What is being asked —
When you have read the listing, copy all of it without any change.

Data listing —
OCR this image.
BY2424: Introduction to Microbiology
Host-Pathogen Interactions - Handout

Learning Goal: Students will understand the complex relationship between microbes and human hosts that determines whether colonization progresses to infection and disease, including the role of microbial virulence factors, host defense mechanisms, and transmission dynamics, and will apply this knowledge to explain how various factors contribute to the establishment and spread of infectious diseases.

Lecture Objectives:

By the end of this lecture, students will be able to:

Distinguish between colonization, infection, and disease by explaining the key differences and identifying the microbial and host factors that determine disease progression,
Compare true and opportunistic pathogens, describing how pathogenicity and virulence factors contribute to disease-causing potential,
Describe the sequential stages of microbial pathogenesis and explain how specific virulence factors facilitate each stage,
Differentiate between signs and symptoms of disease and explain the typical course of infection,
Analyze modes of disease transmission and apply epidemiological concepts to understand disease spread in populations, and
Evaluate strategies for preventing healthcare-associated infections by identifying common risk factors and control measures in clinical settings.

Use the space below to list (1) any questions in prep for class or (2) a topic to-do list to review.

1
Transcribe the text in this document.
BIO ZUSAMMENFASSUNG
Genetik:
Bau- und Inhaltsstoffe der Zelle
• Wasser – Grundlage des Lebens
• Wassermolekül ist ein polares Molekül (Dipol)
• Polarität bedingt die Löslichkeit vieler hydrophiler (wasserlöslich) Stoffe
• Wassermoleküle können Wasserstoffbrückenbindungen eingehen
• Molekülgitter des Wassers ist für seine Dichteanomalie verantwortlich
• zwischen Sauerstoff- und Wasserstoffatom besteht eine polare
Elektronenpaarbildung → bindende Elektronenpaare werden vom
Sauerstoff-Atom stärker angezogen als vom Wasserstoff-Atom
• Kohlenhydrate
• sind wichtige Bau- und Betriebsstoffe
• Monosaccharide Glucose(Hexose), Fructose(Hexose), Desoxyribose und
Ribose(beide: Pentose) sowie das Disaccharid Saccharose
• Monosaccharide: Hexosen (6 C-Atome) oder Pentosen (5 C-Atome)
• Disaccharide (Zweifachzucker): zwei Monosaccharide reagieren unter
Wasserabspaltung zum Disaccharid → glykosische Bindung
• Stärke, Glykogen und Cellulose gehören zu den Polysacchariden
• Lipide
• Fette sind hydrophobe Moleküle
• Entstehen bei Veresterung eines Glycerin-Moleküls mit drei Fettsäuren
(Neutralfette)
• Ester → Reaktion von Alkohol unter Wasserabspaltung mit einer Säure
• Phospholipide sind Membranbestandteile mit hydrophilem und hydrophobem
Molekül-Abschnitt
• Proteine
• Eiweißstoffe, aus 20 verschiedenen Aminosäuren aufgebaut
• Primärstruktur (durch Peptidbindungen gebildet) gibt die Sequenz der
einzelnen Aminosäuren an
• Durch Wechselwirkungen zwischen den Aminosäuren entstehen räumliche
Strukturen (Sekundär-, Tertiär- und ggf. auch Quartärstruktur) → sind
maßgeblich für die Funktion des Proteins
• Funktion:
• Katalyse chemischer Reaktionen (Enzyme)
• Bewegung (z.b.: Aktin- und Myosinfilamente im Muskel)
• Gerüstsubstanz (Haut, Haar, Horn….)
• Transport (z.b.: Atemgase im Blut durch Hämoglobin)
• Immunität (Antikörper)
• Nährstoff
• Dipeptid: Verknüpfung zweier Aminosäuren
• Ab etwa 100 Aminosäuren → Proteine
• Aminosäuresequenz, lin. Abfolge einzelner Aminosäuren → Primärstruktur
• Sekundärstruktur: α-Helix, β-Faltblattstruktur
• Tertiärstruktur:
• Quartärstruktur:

Response area —
OCR this image.
BY2424: Introduction to Microbiology
Host-Pathogen Interactions - Handout

Learning Goal: Students will understand the complex relationship between microbes and human hosts that determines whether colonization progresses to infection and disease, including the role of microbial virulence factors, host defense mechanisms, and transmission dynamics, and will apply this knowledge to explain how various factors contribute to the establishment and spread of infectious diseases.

Lecture Objectives:

By the end of this lecture, students will be able to:

Distinguish between colonization, infection, and disease by explaining the key differences and identifying the microbial and host factors that determine disease progression,
Compare true and opportunistic pathogens, describing how pathogenicity and virulence factors contribute to disease-causing potential,
Describe the sequential stages of microbial pathogenesis and explain how specific virulence factors facilitate each stage,
Differentiate between signs and symptoms of disease and explain the typical course of infection,
Analyze modes of disease transmission and apply epidemiological concepts to understand disease spread in populations, and
Evaluate strategies for preventing healthcare-associated infections by identifying common risk factors and control measures in clinical settings.

Use the space below to list (1) any questions in prep for class or (2) a topic to-do list to review.

1
Transcribe the text in this document.
BIO ZUSAMMENFASSUNG
Genetik:
Bau- und Inhaltsstoffe der Zelle
• Wasser – Grundlage des Lebens
• Wassermolekül ist ein polares Molekül (Dipol)
• Polarität bedingt die Löslichkeit vieler hydrophiler (wasserlöslich) Stoffe
• Wassermoleküle können Wasserstoffbrückenbindungen eingehen
• Molekülgitter des Wassers ist für seine Dichteanomalie verantwortlich
• zwischen Sauerstoff- und Wasserstoffatom besteht eine polare
Elektronenpaarbildung → bindende Elektronenpaare werden vom
Sauerstoff-Atom stärker angezogen als vom Wasserstoff-Atom
• Kohlenhydrate
• sind wichtige Bau- und Betriebsstoffe
• Monosaccharide Glucose(Hexose), Fructose(Hexose), Desoxyribose und
Ribose(beide: Pentose) sowie das Disaccharid Saccharose
• Monosaccharide: Hexosen (6 C-Atome) oder Pentosen (5 C-Atome)
• Disaccharide (Zweifachzucker): zwei Monosaccharide reagieren unter
Wasserabspaltung zum Disaccharid → glykosische Bindung
• Stärke, Glykogen und Cellulose gehören zu den Polysacchariden
• Lipide
• Fette sind hydrophobe Moleküle
• Entstehen bei Veresterung eines Glycerin-Moleküls mit drei Fettsäuren
(Neutralfette)
• Ester → Reaktion von Alkohol unter Wasserabspaltung mit einer Säure
• Phospholipide sind Membranbestandteile mit hydrophilem und hydrophobem
Molekül-Abschnitt
• Proteine
• Eiweißstoffe, aus 20 verschiedenen Aminosäuren aufgebaut
• Primärstruktur (durch Peptidbindungen gebildet) gibt die Sequenz der
einzelnen Aminosäuren an
• Durch Wechselwirkungen zwischen den Aminosäuren entstehen räumliche
Strukturen (Sekundär-, Tertiär- und ggf. auch Quartärstruktur) → sind
maßgeblich für die Funktion des Proteins
• Funktion:
• Katalyse chemischer Reaktionen (Enzyme)
• Bewegung (z.b.: Aktin- und Myosinfilamente im Muskel)
• Gerüstsubstanz (Haut, Haar, Horn….)
• Transport (z.b.: Atemgase im Blut durch Hämoglobin)
• Immunität (Antikörper)
• Nährstoff
• Dipeptid: Verknüpfung zweier Aminosäuren
• Ab etwa 100 Aminosäuren → Proteine
• Aminosäuresequenz, lin. Abfolge einzelner Aminosäuren → Primärstruktur
• Sekundärstruktur: α-Helix, β-Faltblattstruktur
• Tertiärstruktur:
• Quartärstruktur:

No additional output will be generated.